-- START OF Material supplied --

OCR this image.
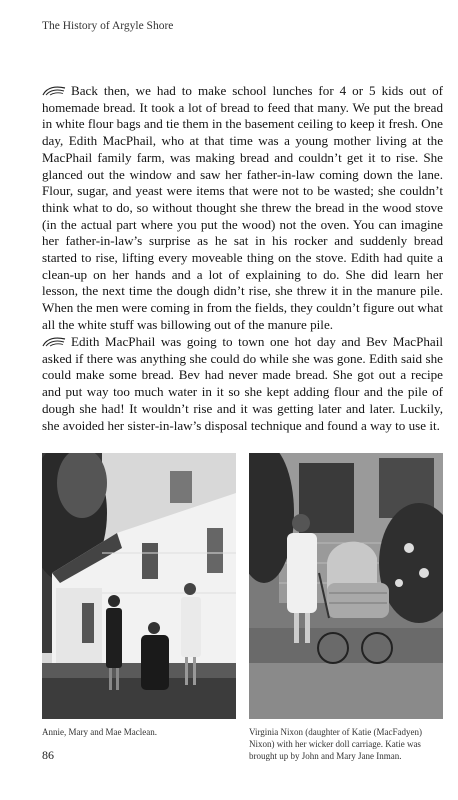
The History of Argyle Shore

Back then, we had to make school lunches for 4 or 5 kids out of homemade bread. It took a lot of bread to feed that many. We put the bread in white flour bags and tie them in the basement ceiling to keep it fresh. One day, Edith MacPhail, who at that time was a young mother living at the MacPhail family farm, was making bread and couldn’t get it to rise. She glanced out the window and saw her father-in-law coming down the lane. Flour, sugar, and yeast were items that were not to be wasted; she couldn’t think what to do, so without thought she threw the bread in the wood stove (in the actual part where you put the wood) not the oven. You can imagine her father-in-law’s surprise as he sat in his rocker and suddenly bread started to rise, lifting every moveable thing on the stove. Edith had quite a clean-up on her hands and a lot of explaining to do. She did learn her lesson, the next time the dough didn’t rise, she threw it in the manure pile. When the men were coming in from the fields, they couldn’t figure out what all the white stuff was billowing out of the manure pile.

Edith MacPhail was going to town one hot day and Bev MacPhail asked if there was anything she could do while she was gone. Edith said she could make some bread. Bev had never made bread. She got out a recipe and put way too much water in it so she kept adding flour and the pile of dough she had! It wouldn’t rise and it was getting later and later. Luckily, she avoided her sister-in-law’s disposal technique and found a way to use it.

Annie, Mary and Mae Maclean.	Virginia Nixon (daughter of Katie (MacFadyen) Nixon) with her wicker doll carriage. Katie was brought up by John and Mary Jane Inman.
86
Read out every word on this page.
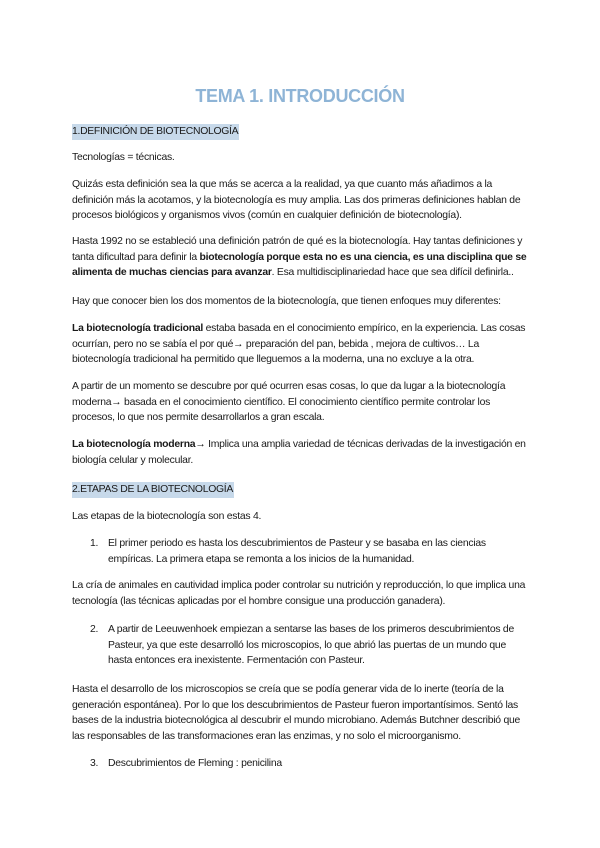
TEMA 1. INTRODUCCIÓN
1.DEFINICIÓN DE BIOTECNOLOGÍA

Tecnologías = técnicas.

Quizás esta definición sea la que más se acerca a la realidad, ya que cuanto más añadimos a la definición más la acotamos, y la biotecnología es muy amplia. Las dos primeras definiciones hablan de procesos biológicos y organismos vivos (común en cualquier definición de biotecnología).

Hasta 1992 no se estableció una definición patrón de qué es la biotecnología. Hay tantas definiciones y tanta dificultad para definir la biotecnología porque esta no es una ciencia, es una disciplina que se alimenta de muchas ciencias para avanzar. Esa multidisciplinariedad hace que sea difícil definirla..

Hay que conocer bien los dos momentos de la biotecnología, que tienen enfoques muy diferentes:

La biotecnología tradicional estaba basada en el conocimiento empírico, en la experiencia. Las cosas ocurrían, pero no se sabía el por qué→ preparación del pan, bebida , mejora de cultivos… La biotecnología tradicional ha permitido que lleguemos a la moderna, una no excluye a la otra.

A partir de un momento se descubre por qué ocurren esas cosas, lo que da lugar a la biotecnología moderna→ basada en el conocimiento científico. El conocimiento científico permite controlar los procesos, lo que nos permite desarrollarlos a gran escala.

La biotecnología moderna→ Implica una amplia variedad de técnicas derivadas de la investigación en biología celular y molecular.

2.ETAPAS DE LA BIOTECNOLOGÍA

Las etapas de la biotecnología son estas 4.

1. El primer periodo es hasta los descubrimientos de Pasteur y se basaba en las ciencias empíricas. La primera etapa se remonta a los inicios de la humanidad.

La cría de animales en cautividad implica poder controlar su nutrición y reproducción, lo que implica una tecnología (las técnicas aplicadas por el hombre consigue una producción ganadera).

2. A partir de Leeuwenhoek empiezan a sentarse las bases de los primeros descubrimientos de Pasteur, ya que este desarrolló los microscopios, lo que abrió las puertas de un mundo que hasta entonces era inexistente. Fermentación con Pasteur.

Hasta el desarrollo de los microscopios se creía que se podía generar vida de lo inerte (teoría de la generación espontánea). Por lo que los descubrimientos de Pasteur fueron importantísimos. Sentó las bases de la industria biotecnológica al descubrir el mundo microbiano. Además Butchner describió que las responsables de las transformaciones eran las enzimas, y no solo el microorganismo.

3. Descubrimientos de Fleming : penicilina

-- END OF Material supplied --

**Work required**
Repeat the records above exactly, leaving out any pictures they contain.

**Task response**
OCR this image.
The History of Argyle Shore

Back then, we had to make school lunches for 4 or 5 kids out of homemade bread. It took a lot of bread to feed that many. We put the bread in white flour bags and tie them in the basement ceiling to keep it fresh. One day, Edith MacPhail, who at that time was a young mother living at the MacPhail family farm, was making bread and couldn’t get it to rise. She glanced out the window and saw her father-in-law coming down the lane. Flour, sugar, and yeast were items that were not to be wasted; she couldn’t think what to do, so without thought she threw the bread in the wood stove (in the actual part where you put the wood) not the oven. You can imagine her father-in-law’s surprise as he sat in his rocker and suddenly bread started to rise, lifting every moveable thing on the stove. Edith had quite a clean-up on her hands and a lot of explaining to do. She did learn her lesson, the next time the dough didn’t rise, she threw it in the manure pile. When the men were coming in from the fields, they couldn’t figure out what all the white stuff was billowing out of the manure pile.

Edith MacPhail was going to town one hot day and Bev MacPhail asked if there was anything she could do while she was gone. Edith said she could make some bread. Bev had never made bread. She got out a recipe and put way too much water in it so she kept adding flour and the pile of dough she had! It wouldn’t rise and it was getting later and later. Luckily, she avoided her sister-in-law’s disposal technique and found a way to use it.

Annie, Mary and Mae Maclean.	Virginia Nixon (daughter of Katie (MacFadyen) Nixon) with her wicker doll carriage. Katie was brought up by John and Mary Jane Inman.
86
Read out every word on this page.
TEMA 1. INTRODUCCIÓN
1.DEFINICIÓN DE BIOTECNOLOGÍA

Tecnologías = técnicas.

Quizás esta definición sea la que más se acerca a la realidad, ya que cuanto más añadimos a la definición más la acotamos, y la biotecnología es muy amplia. Las dos primeras definiciones hablan de procesos biológicos y organismos vivos (común en cualquier definición de biotecnología).

Hasta 1992 no se estableció una definición patrón de qué es la biotecnología. Hay tantas definiciones y tanta dificultad para definir la biotecnología porque esta no es una ciencia, es una disciplina que se alimenta de muchas ciencias para avanzar. Esa multidisciplinariedad hace que sea difícil definirla..

Hay que conocer bien los dos momentos de la biotecnología, que tienen enfoques muy diferentes:

La biotecnología tradicional estaba basada en el conocimiento empírico, en la experiencia. Las cosas ocurrían, pero no se sabía el por qué→ preparación del pan, bebida , mejora de cultivos… La biotecnología tradicional ha permitido que lleguemos a la moderna, una no excluye a la otra.

A partir de un momento se descubre por qué ocurren esas cosas, lo que da lugar a la biotecnología moderna→ basada en el conocimiento científico. El conocimiento científico permite controlar los procesos, lo que nos permite desarrollarlos a gran escala.

La biotecnología moderna→ Implica una amplia variedad de técnicas derivadas de la investigación en biología celular y molecular.

2.ETAPAS DE LA BIOTECNOLOGÍA

Las etapas de la biotecnología son estas 4.

1. El primer periodo es hasta los descubrimientos de Pasteur y se basaba en las ciencias empíricas. La primera etapa se remonta a los inicios de la humanidad.

La cría de animales en cautividad implica poder controlar su nutrición y reproducción, lo que implica una tecnología (las técnicas aplicadas por el hombre consigue una producción ganadera).

2. A partir de Leeuwenhoek empiezan a sentarse las bases de los primeros descubrimientos de Pasteur, ya que este desarrolló los microscopios, lo que abrió las puertas de un mundo que hasta entonces era inexistente. Fermentación con Pasteur.

Hasta el desarrollo de los microscopios se creía que se podía generar vida de lo inerte (teoría de la generación espontánea). Por lo que los descubrimientos de Pasteur fueron importantísimos. Sentó las bases de la industria biotecnológica al descubrir el mundo microbiano. Además Butchner describió que las responsables de las transformaciones eran las enzimas, y no solo el microorganismo.

3. Descubrimientos de Fleming : penicilina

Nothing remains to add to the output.